Stored data entries:
>>>

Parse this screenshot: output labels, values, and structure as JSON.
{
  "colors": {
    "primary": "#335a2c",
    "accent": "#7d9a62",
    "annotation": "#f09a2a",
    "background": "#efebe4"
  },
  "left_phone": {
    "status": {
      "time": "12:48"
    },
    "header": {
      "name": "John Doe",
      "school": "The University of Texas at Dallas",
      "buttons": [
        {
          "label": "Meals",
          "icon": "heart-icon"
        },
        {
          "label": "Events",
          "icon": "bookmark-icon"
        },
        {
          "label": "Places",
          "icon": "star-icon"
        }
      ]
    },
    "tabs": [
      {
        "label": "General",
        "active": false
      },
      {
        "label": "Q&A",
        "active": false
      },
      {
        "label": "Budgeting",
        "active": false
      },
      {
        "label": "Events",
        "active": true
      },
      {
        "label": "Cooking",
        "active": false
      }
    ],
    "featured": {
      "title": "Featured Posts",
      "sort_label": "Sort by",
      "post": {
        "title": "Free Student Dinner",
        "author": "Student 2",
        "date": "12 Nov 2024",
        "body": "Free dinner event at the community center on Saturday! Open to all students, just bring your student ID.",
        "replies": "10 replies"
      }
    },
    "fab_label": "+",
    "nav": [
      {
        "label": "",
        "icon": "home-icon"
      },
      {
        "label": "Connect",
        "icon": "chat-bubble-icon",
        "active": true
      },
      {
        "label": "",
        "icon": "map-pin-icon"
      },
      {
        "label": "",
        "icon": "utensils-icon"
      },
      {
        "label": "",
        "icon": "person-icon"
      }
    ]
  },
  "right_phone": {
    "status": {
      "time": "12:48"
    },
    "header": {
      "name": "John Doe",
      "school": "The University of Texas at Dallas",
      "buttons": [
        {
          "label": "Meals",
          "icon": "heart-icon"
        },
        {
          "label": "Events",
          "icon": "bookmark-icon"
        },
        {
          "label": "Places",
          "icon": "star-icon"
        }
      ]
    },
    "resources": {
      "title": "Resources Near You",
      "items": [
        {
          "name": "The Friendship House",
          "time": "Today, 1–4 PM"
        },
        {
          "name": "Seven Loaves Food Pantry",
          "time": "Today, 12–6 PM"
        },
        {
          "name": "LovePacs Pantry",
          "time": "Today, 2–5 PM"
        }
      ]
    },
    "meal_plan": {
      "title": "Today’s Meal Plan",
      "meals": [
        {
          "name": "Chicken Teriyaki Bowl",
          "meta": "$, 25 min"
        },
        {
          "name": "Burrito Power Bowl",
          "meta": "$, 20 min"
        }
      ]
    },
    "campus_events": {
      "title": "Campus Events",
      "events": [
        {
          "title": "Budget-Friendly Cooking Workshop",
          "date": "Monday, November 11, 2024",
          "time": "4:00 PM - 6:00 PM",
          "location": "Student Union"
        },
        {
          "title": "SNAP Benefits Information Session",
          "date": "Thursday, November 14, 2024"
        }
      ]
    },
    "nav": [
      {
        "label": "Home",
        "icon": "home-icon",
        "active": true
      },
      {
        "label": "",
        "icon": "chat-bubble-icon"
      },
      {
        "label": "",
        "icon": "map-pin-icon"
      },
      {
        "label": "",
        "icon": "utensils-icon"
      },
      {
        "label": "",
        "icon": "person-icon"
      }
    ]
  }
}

<<<

Each entry above is to be quoted exactly.

Parse this screenshot: output labels, values, and structure as JSON.
{
  "colors": {
    "primary": "#335a2c",
    "accent": "#7d9a62",
    "annotation": "#f09a2a",
    "background": "#efebe4"
  },
  "left_phone": {
    "status": {
      "time": "12:48"
    },
    "header": {
      "name": "John Doe",
      "school": "The University of Texas at Dallas",
      "buttons": [
        {
          "label": "Meals",
          "icon": "heart-icon"
        },
        {
          "label": "Events",
          "icon": "bookmark-icon"
        },
        {
          "label": "Places",
          "icon": "star-icon"
        }
      ]
    },
    "tabs": [
      {
        "label": "General",
        "active": false
      },
      {
        "label": "Q&A",
        "active": false
      },
      {
        "label": "Budgeting",
        "active": false
      },
      {
        "label": "Events",
        "active": true
      },
      {
        "label": "Cooking",
        "active": false
      }
    ],
    "featured": {
      "title": "Featured Posts",
      "sort_label": "Sort by",
      "post": {
        "title": "Free Student Dinner",
        "author": "Student 2",
        "date": "12 Nov 2024",
        "body": "Free dinner event at the community center on Saturday! Open to all students, just bring your student ID.",
        "replies": "10 replies"
      }
    },
    "fab_label": "+",
    "nav": [
      {
        "label": "",
        "icon": "home-icon"
      },
      {
        "label": "Connect",
        "icon": "chat-bubble-icon",
        "active": true
      },
      {
        "label": "",
        "icon": "map-pin-icon"
      },
      {
        "label": "",
        "icon": "utensils-icon"
      },
      {
        "label": "",
        "icon": "person-icon"
      }
    ]
  },
  "right_phone": {
    "status": {
      "time": "12:48"
    },
    "header": {
      "name": "John Doe",
      "school": "The University of Texas at Dallas",
      "buttons": [
        {
          "label": "Meals",
          "icon": "heart-icon"
        },
        {
          "label": "Events",
          "icon": "bookmark-icon"
        },
        {
          "label": "Places",
          "icon": "star-icon"
        }
      ]
    },
    "resources": {
      "title": "Resources Near You",
      "items": [
        {
          "name": "The Friendship House",
          "time": "Today, 1–4 PM"
        },
        {
          "name": "Seven Loaves Food Pantry",
          "time": "Today, 12–6 PM"
        },
        {
          "name": "LovePacs Pantry",
          "time": "Today, 2–5 PM"
        }
      ]
    },
    "meal_plan": {
      "title": "Today’s Meal Plan",
      "meals": [
        {
          "name": "Chicken Teriyaki Bowl",
          "meta": "$, 25 min"
        },
        {
          "name": "Burrito Power Bowl",
          "meta": "$, 20 min"
        }
      ]
    },
    "campus_events": {
      "title": "Campus Events",
      "events": [
        {
          "title": "Budget-Friendly Cooking Workshop",
          "date": "Monday, November 11, 2024",
          "time": "4:00 PM - 6:00 PM",
          "location": "Student Union"
        },
        {
          "title": "SNAP Benefits Information Session",
          "date": "Thursday, November 14, 2024"
        }
      ]
    },
    "nav": [
      {
        "label": "Home",
        "icon": "home-icon",
        "active": true
      },
      {
        "label": "",
        "icon": "chat-bubble-icon"
      },
      {
        "label": "",
        "icon": "map-pin-icon"
      },
      {
        "label": "",
        "icon": "utensils-icon"
      },
      {
        "label": "",
        "icon": "person-icon"
      }
    ]
  }
}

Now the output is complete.